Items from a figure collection
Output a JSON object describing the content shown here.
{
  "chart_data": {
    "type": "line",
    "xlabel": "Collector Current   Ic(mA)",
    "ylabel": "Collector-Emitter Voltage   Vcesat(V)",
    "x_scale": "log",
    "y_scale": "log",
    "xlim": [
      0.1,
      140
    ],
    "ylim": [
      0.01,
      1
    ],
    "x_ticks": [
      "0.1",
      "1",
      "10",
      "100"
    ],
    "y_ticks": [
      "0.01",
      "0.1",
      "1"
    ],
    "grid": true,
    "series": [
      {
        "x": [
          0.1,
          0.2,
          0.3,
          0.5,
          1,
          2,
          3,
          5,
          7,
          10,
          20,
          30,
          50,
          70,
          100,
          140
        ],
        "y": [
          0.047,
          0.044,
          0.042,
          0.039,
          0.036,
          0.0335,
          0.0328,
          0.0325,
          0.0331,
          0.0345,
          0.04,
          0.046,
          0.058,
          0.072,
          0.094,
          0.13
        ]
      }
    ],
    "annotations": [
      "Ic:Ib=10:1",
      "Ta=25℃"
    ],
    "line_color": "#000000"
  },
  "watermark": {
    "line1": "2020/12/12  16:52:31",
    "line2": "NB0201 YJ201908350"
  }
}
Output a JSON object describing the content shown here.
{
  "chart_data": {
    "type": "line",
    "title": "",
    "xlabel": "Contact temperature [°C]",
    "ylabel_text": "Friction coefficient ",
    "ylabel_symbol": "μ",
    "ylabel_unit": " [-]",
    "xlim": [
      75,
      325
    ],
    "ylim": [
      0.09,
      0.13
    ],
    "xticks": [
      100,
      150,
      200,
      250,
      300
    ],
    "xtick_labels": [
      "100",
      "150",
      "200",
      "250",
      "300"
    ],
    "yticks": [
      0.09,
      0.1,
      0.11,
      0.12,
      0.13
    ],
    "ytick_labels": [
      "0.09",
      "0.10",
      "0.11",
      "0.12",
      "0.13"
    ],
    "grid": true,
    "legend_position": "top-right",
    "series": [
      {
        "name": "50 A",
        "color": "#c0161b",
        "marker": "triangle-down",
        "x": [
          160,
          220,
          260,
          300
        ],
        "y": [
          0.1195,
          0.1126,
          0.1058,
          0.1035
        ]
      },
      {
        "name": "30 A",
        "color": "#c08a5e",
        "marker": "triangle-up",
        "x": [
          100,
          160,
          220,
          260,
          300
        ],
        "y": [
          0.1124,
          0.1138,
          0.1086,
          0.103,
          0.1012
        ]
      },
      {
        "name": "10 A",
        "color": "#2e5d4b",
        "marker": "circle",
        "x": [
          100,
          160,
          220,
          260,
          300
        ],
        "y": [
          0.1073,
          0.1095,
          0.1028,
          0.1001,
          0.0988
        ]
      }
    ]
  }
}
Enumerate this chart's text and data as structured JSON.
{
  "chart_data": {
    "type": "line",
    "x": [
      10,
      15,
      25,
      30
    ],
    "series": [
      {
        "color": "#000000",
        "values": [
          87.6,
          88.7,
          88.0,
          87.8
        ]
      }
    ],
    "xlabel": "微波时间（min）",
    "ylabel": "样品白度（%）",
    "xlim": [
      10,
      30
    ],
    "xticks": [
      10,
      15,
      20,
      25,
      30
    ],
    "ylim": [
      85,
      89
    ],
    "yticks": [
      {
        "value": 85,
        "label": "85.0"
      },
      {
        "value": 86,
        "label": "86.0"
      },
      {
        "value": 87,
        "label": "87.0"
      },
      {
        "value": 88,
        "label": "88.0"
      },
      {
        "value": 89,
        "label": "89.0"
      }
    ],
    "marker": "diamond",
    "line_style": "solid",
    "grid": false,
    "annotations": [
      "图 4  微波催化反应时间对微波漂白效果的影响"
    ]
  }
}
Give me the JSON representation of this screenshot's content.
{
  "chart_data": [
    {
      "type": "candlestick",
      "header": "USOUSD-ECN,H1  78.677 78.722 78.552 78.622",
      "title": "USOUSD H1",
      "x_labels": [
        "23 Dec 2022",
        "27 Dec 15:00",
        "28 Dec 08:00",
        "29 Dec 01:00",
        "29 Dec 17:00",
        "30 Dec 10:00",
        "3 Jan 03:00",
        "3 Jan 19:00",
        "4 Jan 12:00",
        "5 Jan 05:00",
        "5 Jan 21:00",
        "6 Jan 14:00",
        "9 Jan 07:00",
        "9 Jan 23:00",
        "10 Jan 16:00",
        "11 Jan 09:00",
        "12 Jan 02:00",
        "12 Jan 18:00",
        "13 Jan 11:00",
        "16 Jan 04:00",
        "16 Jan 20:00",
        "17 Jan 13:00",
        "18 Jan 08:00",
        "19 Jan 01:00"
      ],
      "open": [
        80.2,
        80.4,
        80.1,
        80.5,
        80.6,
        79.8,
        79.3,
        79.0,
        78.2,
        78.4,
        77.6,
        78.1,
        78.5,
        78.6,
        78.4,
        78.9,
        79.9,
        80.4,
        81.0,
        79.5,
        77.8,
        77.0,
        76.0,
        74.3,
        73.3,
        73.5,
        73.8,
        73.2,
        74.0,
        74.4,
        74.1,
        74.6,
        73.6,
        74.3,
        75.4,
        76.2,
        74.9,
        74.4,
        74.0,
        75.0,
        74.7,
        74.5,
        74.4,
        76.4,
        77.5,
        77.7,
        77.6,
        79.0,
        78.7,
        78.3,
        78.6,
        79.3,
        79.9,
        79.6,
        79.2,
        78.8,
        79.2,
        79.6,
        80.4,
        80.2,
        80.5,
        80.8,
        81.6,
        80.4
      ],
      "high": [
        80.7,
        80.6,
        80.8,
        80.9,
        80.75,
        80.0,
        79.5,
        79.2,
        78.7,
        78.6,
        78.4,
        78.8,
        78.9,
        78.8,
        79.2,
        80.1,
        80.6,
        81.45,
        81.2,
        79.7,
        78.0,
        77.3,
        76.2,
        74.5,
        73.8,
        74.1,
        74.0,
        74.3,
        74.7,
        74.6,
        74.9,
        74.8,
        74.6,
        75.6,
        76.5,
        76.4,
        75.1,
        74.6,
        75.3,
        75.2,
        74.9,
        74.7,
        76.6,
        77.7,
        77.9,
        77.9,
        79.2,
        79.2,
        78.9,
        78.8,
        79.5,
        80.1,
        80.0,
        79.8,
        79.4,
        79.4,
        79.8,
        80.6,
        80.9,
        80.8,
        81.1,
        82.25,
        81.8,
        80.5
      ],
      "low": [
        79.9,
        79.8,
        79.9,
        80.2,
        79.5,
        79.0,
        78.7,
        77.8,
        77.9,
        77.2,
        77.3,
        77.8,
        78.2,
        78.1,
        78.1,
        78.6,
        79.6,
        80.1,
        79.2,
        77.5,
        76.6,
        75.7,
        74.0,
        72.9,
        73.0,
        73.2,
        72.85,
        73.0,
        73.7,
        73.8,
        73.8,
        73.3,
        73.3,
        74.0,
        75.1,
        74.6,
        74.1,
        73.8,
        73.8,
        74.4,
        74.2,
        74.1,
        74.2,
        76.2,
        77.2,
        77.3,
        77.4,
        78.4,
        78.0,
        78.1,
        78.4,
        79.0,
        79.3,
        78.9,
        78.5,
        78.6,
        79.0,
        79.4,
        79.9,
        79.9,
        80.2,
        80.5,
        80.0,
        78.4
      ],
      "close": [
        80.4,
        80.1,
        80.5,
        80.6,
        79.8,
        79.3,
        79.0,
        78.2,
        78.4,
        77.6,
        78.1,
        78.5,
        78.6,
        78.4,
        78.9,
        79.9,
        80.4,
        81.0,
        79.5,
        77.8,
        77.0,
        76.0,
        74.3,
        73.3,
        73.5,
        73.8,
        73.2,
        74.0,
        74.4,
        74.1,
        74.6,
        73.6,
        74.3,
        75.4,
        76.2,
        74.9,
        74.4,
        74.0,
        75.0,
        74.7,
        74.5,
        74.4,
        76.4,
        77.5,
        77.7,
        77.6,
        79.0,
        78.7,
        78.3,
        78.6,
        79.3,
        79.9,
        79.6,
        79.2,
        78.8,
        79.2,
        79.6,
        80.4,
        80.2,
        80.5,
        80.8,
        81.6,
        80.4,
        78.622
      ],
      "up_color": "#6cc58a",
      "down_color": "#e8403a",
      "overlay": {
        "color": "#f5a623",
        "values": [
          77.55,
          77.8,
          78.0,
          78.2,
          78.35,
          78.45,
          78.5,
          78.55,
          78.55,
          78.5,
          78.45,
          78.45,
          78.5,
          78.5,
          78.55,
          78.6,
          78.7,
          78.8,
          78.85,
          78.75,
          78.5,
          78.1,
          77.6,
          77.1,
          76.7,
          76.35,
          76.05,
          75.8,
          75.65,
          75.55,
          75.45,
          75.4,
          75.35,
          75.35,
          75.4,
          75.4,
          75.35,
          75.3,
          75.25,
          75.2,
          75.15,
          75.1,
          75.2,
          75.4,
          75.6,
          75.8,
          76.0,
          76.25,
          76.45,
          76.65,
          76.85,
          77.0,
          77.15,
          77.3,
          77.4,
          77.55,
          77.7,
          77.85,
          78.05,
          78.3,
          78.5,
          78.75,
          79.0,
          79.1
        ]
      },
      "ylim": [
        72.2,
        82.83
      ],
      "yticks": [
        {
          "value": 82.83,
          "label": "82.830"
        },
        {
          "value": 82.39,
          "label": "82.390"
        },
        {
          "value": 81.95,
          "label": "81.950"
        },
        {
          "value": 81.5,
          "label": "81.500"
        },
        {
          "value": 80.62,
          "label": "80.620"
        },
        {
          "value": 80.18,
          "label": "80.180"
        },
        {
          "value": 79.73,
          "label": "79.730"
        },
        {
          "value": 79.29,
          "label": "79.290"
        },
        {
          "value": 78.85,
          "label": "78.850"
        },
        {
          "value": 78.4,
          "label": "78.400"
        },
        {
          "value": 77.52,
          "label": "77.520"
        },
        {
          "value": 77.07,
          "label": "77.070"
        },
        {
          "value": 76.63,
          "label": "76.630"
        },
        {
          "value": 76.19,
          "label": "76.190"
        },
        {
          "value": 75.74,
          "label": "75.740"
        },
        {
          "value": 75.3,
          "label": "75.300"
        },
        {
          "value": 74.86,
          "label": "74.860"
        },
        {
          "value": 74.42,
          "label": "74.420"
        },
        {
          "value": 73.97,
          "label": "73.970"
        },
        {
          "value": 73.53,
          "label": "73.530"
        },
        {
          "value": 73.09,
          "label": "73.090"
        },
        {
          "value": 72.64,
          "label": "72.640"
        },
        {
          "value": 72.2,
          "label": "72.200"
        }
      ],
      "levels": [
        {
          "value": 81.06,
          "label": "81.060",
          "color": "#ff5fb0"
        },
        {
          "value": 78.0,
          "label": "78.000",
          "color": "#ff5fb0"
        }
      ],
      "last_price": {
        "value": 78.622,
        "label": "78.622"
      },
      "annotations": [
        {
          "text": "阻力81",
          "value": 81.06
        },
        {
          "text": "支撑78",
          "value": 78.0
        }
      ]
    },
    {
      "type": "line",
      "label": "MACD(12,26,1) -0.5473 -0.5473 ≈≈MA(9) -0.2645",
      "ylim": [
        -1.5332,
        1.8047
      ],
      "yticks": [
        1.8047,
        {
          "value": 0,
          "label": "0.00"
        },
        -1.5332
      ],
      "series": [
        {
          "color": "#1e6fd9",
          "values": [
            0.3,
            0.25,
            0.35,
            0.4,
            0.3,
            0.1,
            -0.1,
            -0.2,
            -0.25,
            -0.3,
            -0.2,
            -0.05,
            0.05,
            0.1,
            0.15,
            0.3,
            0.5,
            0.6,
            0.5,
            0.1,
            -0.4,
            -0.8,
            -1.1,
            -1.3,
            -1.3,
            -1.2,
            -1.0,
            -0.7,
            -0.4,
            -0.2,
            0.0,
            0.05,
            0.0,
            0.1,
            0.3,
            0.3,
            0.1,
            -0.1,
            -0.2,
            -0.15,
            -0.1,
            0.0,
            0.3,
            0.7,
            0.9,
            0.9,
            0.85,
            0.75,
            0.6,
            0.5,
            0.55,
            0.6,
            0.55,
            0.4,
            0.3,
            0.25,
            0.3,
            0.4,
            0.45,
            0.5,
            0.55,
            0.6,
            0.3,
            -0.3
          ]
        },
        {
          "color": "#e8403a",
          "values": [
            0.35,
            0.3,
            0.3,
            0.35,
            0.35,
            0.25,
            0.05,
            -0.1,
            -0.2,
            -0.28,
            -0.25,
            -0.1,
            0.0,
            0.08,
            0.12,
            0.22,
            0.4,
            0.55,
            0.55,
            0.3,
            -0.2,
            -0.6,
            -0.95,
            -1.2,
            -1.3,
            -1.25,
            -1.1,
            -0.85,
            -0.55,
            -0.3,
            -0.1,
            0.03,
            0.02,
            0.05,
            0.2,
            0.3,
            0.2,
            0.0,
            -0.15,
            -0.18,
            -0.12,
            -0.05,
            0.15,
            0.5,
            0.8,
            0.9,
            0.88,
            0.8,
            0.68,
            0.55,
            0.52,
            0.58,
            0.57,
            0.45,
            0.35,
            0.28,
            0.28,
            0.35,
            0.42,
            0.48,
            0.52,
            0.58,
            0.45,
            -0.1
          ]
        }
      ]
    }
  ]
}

Requirements
Tally the lines of the records holding the word "Collector", then state only the tally.

Response to the task
2